(A block of data)
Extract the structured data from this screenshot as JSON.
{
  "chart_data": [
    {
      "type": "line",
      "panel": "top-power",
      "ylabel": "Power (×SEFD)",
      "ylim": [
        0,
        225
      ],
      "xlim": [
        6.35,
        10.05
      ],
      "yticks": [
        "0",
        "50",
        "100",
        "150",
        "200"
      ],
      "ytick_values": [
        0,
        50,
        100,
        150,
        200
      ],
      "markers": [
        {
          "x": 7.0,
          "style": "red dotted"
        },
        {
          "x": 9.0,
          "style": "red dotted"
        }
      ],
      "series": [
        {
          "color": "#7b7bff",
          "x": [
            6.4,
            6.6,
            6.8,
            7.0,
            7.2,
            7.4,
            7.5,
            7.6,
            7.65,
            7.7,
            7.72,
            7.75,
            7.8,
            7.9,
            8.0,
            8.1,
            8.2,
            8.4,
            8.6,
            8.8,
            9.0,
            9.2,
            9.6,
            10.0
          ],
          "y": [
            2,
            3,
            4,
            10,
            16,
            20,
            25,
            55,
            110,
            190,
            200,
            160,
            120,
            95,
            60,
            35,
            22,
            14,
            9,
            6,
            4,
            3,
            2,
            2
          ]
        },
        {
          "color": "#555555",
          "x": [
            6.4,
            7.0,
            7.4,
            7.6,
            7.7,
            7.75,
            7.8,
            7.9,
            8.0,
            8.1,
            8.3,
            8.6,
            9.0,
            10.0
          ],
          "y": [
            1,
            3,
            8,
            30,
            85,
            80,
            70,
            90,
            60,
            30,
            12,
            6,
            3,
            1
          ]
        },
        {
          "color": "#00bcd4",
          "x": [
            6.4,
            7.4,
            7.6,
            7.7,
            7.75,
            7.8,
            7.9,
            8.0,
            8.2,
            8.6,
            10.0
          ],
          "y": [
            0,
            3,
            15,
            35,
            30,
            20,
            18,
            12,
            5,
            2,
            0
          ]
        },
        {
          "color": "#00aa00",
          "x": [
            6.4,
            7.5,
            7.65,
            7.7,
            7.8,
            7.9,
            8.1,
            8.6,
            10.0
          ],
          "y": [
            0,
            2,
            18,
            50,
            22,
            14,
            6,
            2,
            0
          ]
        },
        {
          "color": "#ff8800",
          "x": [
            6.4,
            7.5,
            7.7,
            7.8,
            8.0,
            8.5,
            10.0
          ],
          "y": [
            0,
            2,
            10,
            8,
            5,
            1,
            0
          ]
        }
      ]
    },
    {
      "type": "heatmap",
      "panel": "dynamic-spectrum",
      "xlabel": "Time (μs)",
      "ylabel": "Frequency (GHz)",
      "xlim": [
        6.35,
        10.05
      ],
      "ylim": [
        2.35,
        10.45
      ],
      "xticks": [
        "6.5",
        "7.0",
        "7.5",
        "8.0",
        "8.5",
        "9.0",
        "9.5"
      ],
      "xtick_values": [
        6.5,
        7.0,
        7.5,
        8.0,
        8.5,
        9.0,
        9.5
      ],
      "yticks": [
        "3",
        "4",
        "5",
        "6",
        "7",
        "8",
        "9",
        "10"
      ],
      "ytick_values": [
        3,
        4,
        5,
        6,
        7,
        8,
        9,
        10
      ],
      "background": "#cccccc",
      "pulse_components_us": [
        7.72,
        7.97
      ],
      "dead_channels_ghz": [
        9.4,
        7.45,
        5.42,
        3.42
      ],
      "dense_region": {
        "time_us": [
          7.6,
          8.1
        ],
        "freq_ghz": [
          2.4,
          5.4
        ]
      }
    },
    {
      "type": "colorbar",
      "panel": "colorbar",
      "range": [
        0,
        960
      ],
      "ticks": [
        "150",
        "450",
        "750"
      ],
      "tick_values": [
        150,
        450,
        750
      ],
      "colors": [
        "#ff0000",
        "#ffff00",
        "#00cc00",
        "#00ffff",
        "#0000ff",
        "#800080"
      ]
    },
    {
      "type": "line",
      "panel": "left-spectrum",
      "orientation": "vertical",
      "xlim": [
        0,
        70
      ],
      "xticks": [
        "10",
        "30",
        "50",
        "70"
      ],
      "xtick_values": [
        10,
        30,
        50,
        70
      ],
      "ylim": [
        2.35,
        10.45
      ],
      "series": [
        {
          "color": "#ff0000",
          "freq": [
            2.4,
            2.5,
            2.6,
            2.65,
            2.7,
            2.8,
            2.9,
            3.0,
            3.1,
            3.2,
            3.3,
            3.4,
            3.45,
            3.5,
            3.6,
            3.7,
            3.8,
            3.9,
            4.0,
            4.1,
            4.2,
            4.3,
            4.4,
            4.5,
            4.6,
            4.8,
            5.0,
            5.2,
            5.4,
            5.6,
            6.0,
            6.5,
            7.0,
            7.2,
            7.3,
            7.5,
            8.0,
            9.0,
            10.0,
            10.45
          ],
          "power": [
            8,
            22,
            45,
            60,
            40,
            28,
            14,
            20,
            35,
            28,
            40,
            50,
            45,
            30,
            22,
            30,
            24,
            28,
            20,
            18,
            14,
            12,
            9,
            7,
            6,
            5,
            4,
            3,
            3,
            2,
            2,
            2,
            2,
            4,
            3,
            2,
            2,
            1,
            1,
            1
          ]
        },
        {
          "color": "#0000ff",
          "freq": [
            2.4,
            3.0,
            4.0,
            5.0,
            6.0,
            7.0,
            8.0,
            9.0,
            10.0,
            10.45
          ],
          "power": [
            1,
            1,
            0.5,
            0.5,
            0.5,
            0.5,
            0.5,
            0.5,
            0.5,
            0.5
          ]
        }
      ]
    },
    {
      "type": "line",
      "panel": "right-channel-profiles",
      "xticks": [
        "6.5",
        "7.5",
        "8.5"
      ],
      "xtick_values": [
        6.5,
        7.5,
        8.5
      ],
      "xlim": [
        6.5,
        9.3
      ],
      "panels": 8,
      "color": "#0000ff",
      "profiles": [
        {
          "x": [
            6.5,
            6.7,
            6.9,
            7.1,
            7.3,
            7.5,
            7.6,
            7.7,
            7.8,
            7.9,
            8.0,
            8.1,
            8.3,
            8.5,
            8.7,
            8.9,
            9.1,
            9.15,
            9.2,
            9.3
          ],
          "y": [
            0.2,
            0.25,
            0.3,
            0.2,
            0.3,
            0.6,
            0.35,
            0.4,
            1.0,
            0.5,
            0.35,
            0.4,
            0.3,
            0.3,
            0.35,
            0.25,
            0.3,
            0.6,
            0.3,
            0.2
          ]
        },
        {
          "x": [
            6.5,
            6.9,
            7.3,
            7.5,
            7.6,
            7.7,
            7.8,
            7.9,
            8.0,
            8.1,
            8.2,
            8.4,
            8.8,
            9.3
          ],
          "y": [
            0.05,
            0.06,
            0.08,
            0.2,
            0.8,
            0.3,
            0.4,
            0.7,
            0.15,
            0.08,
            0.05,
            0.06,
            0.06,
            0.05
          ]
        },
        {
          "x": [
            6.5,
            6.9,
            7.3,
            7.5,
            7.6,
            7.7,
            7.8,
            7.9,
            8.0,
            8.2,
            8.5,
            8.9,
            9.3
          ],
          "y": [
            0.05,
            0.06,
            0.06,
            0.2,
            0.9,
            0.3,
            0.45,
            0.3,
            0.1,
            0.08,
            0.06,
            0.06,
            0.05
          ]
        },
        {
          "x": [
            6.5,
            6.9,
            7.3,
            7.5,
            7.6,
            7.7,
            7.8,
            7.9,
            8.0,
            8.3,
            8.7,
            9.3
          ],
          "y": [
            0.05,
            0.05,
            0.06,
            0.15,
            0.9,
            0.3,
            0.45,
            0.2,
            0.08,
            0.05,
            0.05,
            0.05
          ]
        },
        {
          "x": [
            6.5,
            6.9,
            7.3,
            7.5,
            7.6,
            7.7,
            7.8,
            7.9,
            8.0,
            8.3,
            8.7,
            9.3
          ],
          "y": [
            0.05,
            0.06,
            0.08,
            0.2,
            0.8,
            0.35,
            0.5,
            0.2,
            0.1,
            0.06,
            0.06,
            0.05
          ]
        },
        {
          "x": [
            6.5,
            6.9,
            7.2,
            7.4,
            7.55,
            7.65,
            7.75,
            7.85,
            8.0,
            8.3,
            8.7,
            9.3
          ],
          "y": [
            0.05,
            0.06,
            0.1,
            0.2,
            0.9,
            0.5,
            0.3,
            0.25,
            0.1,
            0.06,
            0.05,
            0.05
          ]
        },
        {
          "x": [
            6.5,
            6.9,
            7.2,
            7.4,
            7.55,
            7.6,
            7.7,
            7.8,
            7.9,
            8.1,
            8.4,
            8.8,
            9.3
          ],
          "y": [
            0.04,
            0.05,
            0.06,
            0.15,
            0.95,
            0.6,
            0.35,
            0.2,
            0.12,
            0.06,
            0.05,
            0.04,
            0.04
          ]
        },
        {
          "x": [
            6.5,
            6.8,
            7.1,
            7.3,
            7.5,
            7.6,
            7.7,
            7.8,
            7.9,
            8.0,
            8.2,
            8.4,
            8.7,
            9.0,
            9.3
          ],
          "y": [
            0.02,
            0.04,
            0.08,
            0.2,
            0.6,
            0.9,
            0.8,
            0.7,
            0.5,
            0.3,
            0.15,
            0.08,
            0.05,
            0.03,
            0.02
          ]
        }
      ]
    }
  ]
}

▶ Task statement: Identify each line in the records above containing the word "spectrum"; copy those lines.

▶ The reply:
      "panel": "dynamic-spectrum",
      "panel": "left-spectrum",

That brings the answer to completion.